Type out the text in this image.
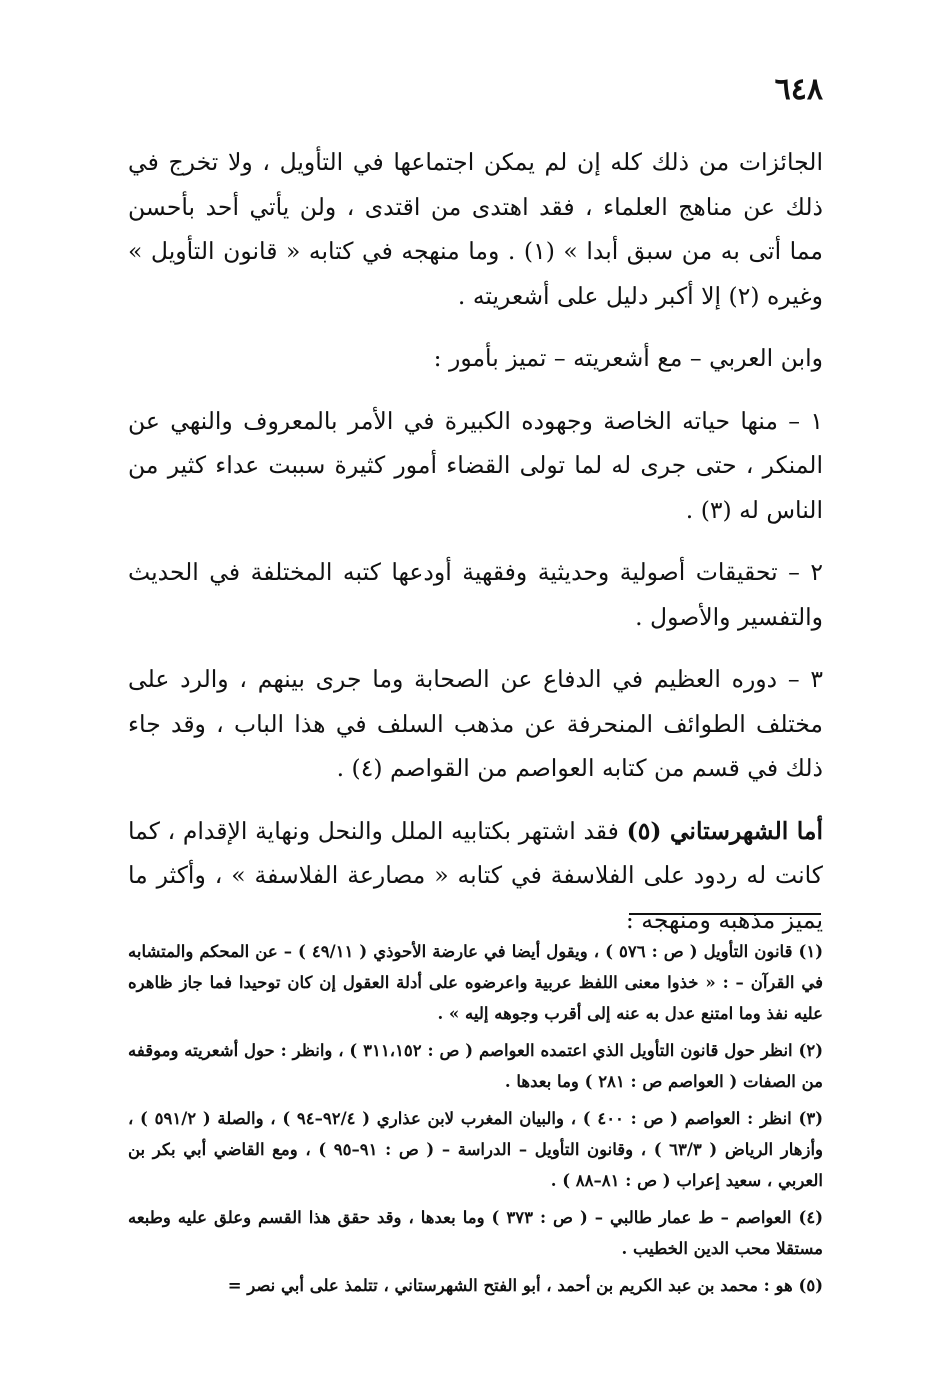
٦٤٨

الجائزات من ذلك كله إن لم يمكن اجتماعها في التأويل ، ولا تخرج في ذلك عن مناهج العلماء ، فقد اهتدى من اقتدى ، ولن يأتي أحد بأحسن مما أتى به من سبق أبدا » (١) . وما منهجه في كتابه « قانون التأويل » وغيره (٢) إلا أكبر دليل على أشعريته .

وابن العربي – مع أشعريته – تميز بأمور :

١ – منها حياته الخاصة وجهوده الكبيرة في الأمر بالمعروف والنهي عن المنكر ، حتى جرى له لما تولى القضاء أمور كثيرة سببت عداء كثير من الناس له (٣) .

٢ – تحقيقات أصولية وحديثية وفقهية أودعها كتبه المختلفة في الحديث والتفسير والأصول .

٣ – دوره العظيم في الدفاع عن الصحابة وما جرى بينهم ، والرد على مختلف الطوائف المنحرفة عن مذهب السلف في هذا الباب ، وقد جاء ذلك في قسم من كتابه العواصم من القواصم (٤) .

أما الشهرستاني (٥) فقد اشتهر بكتابيه الملل والنحل ونهاية الإقدام ، كما كانت له ردود على الفلاسفة في كتابه « مصارعة الفلاسفة » ، وأكثر ما يميز مذهبه ومنهجه :

(١) قانون التأويل ( ص : ٥٧٦ ) ، ويقول أيضا في عارضة الأحوذي ( ٤٩/١١ ) – عن المحكم والمتشابه في القرآن – : « خذوا معنى اللفظ عربية واعرضوه على أدلة العقول إن كان توحيدا فما جاز ظاهره عليه نفذ وما امتنع عدل به عنه إلى أقرب وجوهه إليه » .

(٢) انظر حول قانون التأويل الذي اعتمده العواصم ( ص : ٣١١،١٥٢ ) ، وانظر : حول أشعريته وموقفه من الصفات ( العواصم ص : ٢٨١ ) وما بعدها .

(٣) انظر : العواصم ( ص : ٤٠٠ ) ، والبيان المغرب لابن عذاري ( ٩٢/٤–٩٤ ) ، والصلة ( ٥٩١/٢ ) ، وأزهار الرياض ( ٦٣/٣ ) ، وقانون التأويل – الدراسة – ( ص : ٩١–٩٥ ) ، ومع القاضي أبي بكر بن العربي ، سعيد إعراب ( ص : ٨١–٨٨ ) .

(٤) العواصم – ط عمار طالبي – ( ص : ٣٧٣ ) وما بعدها ، وقد حقق هذا القسم وعلق عليه وطبعه مستقلا محب الدين الخطيب .

(٥) هو : محمد بن عبد الكريم بن أحمد ، أبو الفتح الشهرستاني ، تتلمذ على أبي نصر =
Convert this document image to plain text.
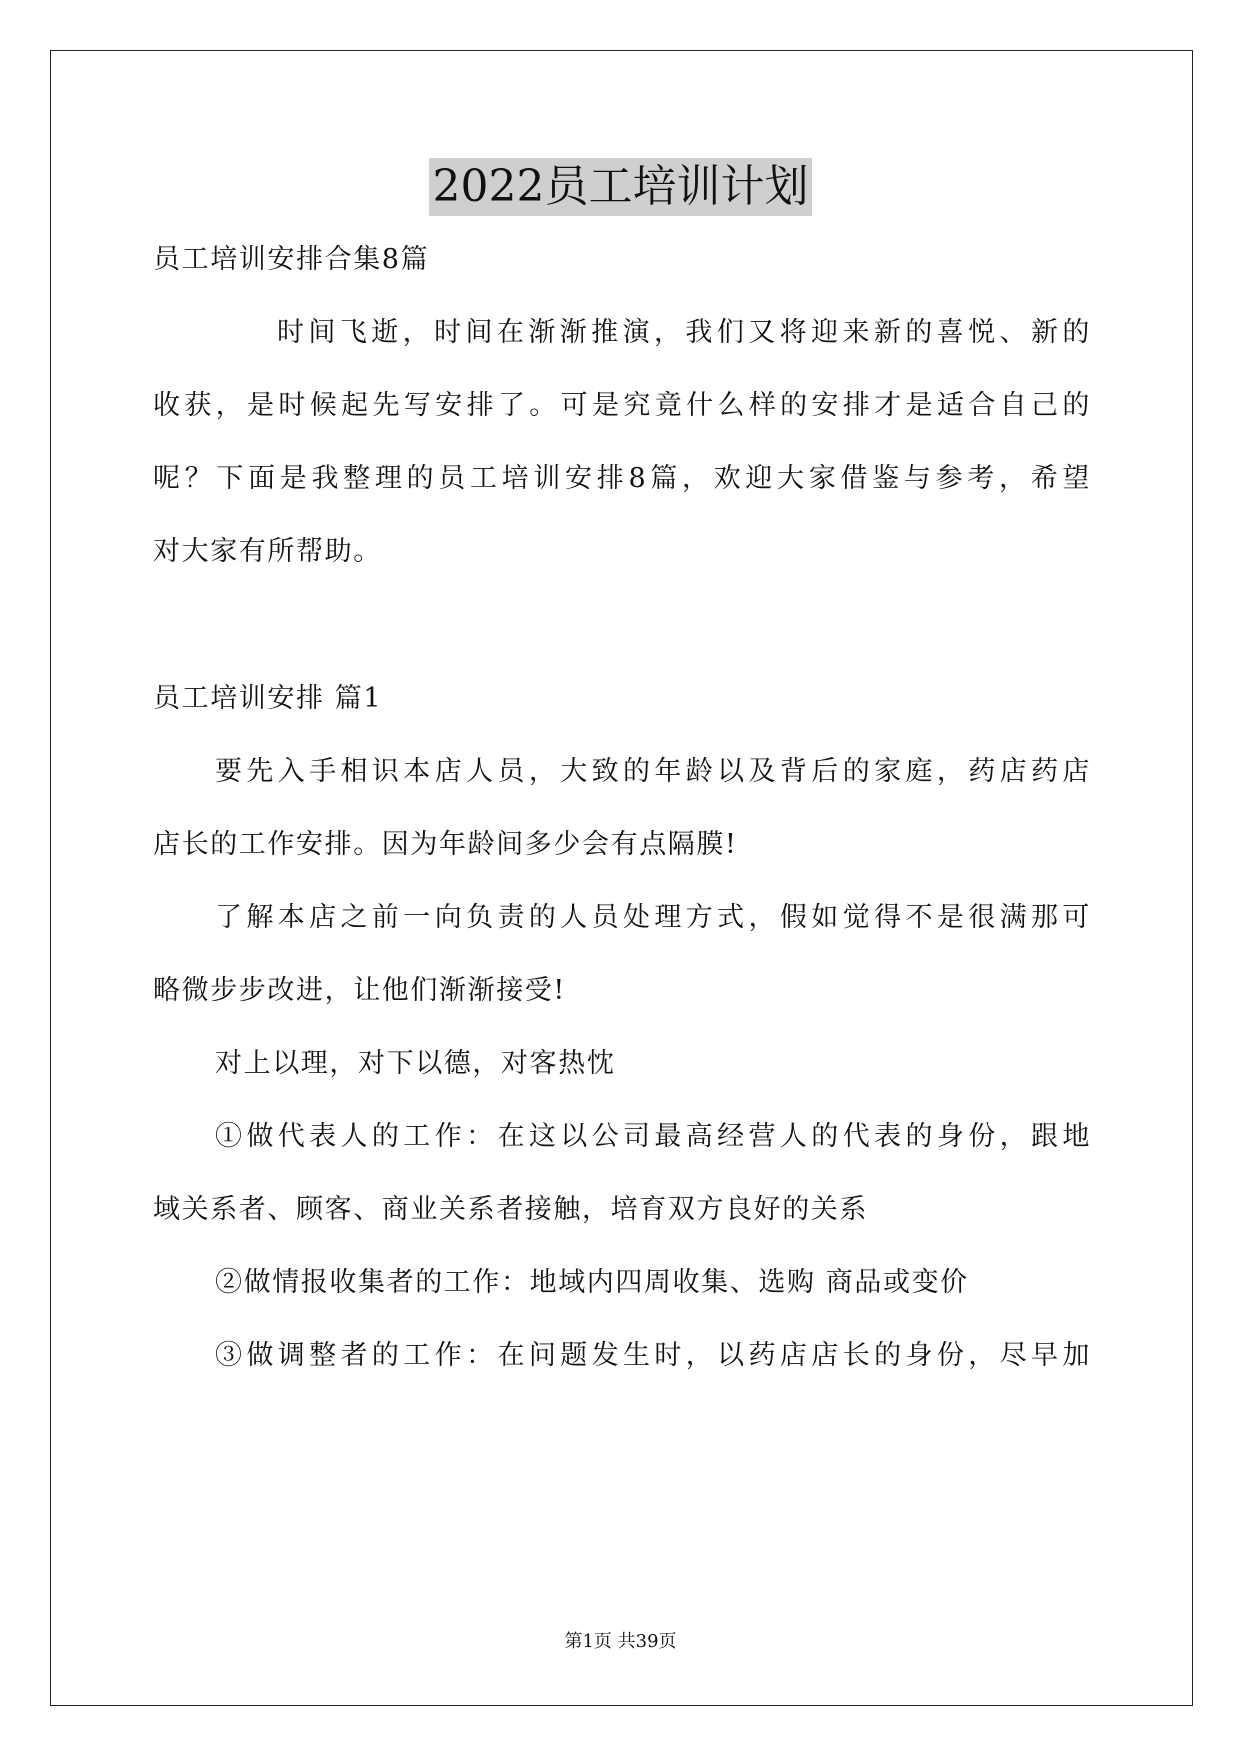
2022员工培训计划
员工培训安排合集8篇
时间飞逝，时间在渐渐推演，我们又将迎来新的喜悦、新的
收获，是时候起先写安排了。可是究竟什么样的安排才是适合自己的
呢？下面是我整理的员工培训安排8篇，欢迎大家借鉴与参考，希望
对大家有所帮助。
员工培训安排 篇1
要先入手相识本店人员，大致的年龄以及背后的家庭，药店药店
店长的工作安排。因为年龄间多少会有点隔膜!
了解本店之前一向负责的人员处理方式，假如觉得不是很满那可
略微步步改进，让他们渐渐接受!
对上以理，对下以德，对客热忱
①做代表人的工作：在这以公司最高经营人的代表的身份，跟地
域关系者、顾客、商业关系者接触，培育双方良好的关系
②做情报收集者的工作：地域内四周收集、选购 商品或变价
③做调整者的工作：在问题发生时，以药店店长的身份，尽早加
第1页 共39页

Task statement
Where a line holds the string "انظر", copy that line.

The completed task
(٢) انظر حول قانون التأويل الذي اعتمده العواصم ( ص : ٣١١،١٥٢ ) ، وانظر : حول أشعريته وموقفه من الصفات ( العواصم ص : ٢٨١ ) وما بعدها .
(٣) انظر : العواصم ( ص : ٤٠٠ ) ، والبيان المغرب لابن عذاري ( ٩٢/٤–٩٤ ) ، والصلة ( ٥٩١/٢ ) ، وأزهار الرياض ( ٦٣/٣ ) ، وقانون التأويل – الدراسة – ( ص : ٩١–٩٥ ) ، ومع القاضي أبي بكر بن العربي ، سعيد إعراب ( ص : ٨١–٨٨ ) .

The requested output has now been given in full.